* GOAL
Write every record out again exactly as given.

* RAW DATA
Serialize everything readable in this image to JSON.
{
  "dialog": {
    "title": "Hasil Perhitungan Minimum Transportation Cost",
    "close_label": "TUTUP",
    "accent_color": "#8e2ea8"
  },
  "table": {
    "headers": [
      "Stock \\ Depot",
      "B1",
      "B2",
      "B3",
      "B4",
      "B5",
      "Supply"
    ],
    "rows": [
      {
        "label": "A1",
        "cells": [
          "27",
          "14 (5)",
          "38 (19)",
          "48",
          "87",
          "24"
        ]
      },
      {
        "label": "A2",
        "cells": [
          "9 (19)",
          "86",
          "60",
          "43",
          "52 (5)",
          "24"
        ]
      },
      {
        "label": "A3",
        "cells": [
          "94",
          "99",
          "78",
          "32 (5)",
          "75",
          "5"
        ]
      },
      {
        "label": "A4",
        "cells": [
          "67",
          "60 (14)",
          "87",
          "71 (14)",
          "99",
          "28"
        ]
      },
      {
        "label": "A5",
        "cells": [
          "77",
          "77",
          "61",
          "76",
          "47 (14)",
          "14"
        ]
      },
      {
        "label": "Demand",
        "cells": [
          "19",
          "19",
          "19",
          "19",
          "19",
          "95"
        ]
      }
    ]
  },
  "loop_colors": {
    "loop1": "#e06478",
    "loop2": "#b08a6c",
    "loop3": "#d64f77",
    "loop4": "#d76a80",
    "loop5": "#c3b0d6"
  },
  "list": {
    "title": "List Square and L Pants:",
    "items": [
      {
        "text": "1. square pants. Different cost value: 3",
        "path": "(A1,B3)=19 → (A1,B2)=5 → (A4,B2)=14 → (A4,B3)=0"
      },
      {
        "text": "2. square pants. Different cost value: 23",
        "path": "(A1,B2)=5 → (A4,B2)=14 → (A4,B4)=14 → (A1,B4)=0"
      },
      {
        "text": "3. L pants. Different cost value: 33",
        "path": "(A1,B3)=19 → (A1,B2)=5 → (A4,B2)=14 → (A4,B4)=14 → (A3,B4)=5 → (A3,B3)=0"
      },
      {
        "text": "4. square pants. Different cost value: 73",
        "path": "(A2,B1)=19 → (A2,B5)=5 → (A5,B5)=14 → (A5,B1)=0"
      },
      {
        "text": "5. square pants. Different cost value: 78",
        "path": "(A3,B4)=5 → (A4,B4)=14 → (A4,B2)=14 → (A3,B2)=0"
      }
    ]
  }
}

* FINISHED ANSWER
Serialize everything readable in this image to JSON.
{
  "dialog": {
    "title": "Hasil Perhitungan Minimum Transportation Cost",
    "close_label": "TUTUP",
    "accent_color": "#8e2ea8"
  },
  "table": {
    "headers": [
      "Stock \\ Depot",
      "B1",
      "B2",
      "B3",
      "B4",
      "B5",
      "Supply"
    ],
    "rows": [
      {
        "label": "A1",
        "cells": [
          "27",
          "14 (5)",
          "38 (19)",
          "48",
          "87",
          "24"
        ]
      },
      {
        "label": "A2",
        "cells": [
          "9 (19)",
          "86",
          "60",
          "43",
          "52 (5)",
          "24"
        ]
      },
      {
        "label": "A3",
        "cells": [
          "94",
          "99",
          "78",
          "32 (5)",
          "75",
          "5"
        ]
      },
      {
        "label": "A4",
        "cells": [
          "67",
          "60 (14)",
          "87",
          "71 (14)",
          "99",
          "28"
        ]
      },
      {
        "label": "A5",
        "cells": [
          "77",
          "77",
          "61",
          "76",
          "47 (14)",
          "14"
        ]
      },
      {
        "label": "Demand",
        "cells": [
          "19",
          "19",
          "19",
          "19",
          "19",
          "95"
        ]
      }
    ]
  },
  "loop_colors": {
    "loop1": "#e06478",
    "loop2": "#b08a6c",
    "loop3": "#d64f77",
    "loop4": "#d76a80",
    "loop5": "#c3b0d6"
  },
  "list": {
    "title": "List Square and L Pants:",
    "items": [
      {
        "text": "1. square pants. Different cost value: 3",
        "path": "(A1,B3)=19 → (A1,B2)=5 → (A4,B2)=14 → (A4,B3)=0"
      },
      {
        "text": "2. square pants. Different cost value: 23",
        "path": "(A1,B2)=5 → (A4,B2)=14 → (A4,B4)=14 → (A1,B4)=0"
      },
      {
        "text": "3. L pants. Different cost value: 33",
        "path": "(A1,B3)=19 → (A1,B2)=5 → (A4,B2)=14 → (A4,B4)=14 → (A3,B4)=5 → (A3,B3)=0"
      },
      {
        "text": "4. square pants. Different cost value: 73",
        "path": "(A2,B1)=19 → (A2,B5)=5 → (A5,B5)=14 → (A5,B1)=0"
      },
      {
        "text": "5. square pants. Different cost value: 78",
        "path": "(A3,B4)=5 → (A4,B4)=14 → (A4,B2)=14 → (A3,B2)=0"
      }
    ]
  }
}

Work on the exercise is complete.